=== TASK MATERIAL ===
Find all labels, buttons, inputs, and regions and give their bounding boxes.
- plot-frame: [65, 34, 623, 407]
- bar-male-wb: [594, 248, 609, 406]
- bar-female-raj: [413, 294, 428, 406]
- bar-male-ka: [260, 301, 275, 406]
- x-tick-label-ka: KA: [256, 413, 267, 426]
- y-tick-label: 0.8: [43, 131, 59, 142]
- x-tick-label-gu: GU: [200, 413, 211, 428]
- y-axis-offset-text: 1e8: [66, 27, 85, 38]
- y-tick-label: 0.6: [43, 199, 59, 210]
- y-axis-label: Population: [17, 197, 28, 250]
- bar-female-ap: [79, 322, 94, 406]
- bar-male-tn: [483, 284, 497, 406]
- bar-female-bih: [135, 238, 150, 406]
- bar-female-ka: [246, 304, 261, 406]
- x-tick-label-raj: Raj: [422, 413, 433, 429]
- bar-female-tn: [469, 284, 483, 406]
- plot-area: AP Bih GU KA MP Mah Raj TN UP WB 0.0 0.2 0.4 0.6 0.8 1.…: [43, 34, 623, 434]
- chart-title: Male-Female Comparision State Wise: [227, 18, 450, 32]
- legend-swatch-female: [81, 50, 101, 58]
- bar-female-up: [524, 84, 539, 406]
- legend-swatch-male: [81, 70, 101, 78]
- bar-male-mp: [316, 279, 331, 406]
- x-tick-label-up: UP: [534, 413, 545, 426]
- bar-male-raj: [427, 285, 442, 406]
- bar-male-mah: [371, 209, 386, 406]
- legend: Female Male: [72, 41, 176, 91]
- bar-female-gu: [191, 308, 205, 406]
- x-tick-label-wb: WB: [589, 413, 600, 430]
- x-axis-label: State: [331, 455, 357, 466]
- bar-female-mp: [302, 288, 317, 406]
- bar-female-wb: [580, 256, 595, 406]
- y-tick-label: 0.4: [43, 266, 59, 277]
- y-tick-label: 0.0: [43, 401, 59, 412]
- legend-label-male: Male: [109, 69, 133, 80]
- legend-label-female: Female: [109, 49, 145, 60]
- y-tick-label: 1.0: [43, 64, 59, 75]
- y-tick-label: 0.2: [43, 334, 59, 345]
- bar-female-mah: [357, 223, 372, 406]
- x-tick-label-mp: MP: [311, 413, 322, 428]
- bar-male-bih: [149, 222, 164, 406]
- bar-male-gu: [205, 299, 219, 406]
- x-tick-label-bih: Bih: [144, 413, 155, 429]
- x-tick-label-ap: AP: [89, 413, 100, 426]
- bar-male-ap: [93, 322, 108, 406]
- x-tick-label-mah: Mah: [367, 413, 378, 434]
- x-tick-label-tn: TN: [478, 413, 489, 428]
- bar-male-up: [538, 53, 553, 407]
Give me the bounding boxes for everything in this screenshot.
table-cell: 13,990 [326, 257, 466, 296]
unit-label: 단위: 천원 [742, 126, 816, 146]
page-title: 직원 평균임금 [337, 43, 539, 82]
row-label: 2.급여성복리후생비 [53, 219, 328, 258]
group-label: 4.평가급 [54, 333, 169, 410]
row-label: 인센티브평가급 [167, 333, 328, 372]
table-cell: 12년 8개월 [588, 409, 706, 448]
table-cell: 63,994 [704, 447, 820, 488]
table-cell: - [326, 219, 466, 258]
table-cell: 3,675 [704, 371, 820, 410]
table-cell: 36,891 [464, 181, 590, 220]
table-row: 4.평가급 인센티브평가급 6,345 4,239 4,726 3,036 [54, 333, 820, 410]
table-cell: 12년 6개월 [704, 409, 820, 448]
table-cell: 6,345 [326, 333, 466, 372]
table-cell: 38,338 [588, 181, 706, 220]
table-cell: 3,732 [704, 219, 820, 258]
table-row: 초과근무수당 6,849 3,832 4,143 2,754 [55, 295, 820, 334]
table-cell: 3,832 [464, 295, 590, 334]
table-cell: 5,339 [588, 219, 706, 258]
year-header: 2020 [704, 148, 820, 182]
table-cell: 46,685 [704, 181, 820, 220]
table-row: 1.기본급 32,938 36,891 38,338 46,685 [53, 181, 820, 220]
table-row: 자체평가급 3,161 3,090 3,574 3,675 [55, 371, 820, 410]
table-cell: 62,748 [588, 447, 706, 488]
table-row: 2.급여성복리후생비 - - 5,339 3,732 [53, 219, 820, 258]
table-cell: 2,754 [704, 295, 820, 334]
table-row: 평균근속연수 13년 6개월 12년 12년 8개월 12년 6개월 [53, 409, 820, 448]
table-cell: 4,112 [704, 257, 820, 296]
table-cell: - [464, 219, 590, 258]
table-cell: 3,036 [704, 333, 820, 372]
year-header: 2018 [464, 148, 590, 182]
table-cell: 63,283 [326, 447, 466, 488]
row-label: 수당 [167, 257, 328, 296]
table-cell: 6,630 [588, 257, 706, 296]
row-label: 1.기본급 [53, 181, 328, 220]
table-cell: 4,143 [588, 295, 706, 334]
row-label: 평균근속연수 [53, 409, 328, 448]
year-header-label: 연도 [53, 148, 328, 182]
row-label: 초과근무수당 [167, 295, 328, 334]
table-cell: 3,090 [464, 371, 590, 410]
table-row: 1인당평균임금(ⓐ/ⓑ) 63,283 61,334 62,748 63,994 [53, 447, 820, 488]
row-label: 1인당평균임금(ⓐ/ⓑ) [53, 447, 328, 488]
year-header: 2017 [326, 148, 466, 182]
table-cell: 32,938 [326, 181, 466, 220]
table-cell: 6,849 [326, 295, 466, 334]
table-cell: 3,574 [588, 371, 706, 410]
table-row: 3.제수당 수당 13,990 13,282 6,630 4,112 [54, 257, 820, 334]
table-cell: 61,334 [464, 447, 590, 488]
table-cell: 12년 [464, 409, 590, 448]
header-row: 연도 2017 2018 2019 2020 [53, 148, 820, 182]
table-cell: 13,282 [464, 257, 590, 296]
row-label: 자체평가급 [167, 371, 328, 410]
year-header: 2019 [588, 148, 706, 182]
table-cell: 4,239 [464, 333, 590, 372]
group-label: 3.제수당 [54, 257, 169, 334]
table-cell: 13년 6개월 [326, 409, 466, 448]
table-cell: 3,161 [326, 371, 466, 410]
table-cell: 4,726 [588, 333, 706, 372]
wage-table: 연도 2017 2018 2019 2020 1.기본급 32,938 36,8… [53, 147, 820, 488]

=== REQUIRED WORK ===
Please copy the data above word for word, from its first line up to and including the line with "- y-tick-label: 0.8: [43, 131, 59, 142]", and nothing else.

=== RESPONSE BELOW ===
Find all labels, buttons, inputs, and regions and give their bounding boxes.
- plot-frame: [65, 34, 623, 407]
- bar-male-wb: [594, 248, 609, 406]
- bar-female-raj: [413, 294, 428, 406]
- bar-male-ka: [260, 301, 275, 406]
- x-tick-label-ka: KA: [256, 413, 267, 426]
- y-tick-label: 0.8: [43, 131, 59, 142]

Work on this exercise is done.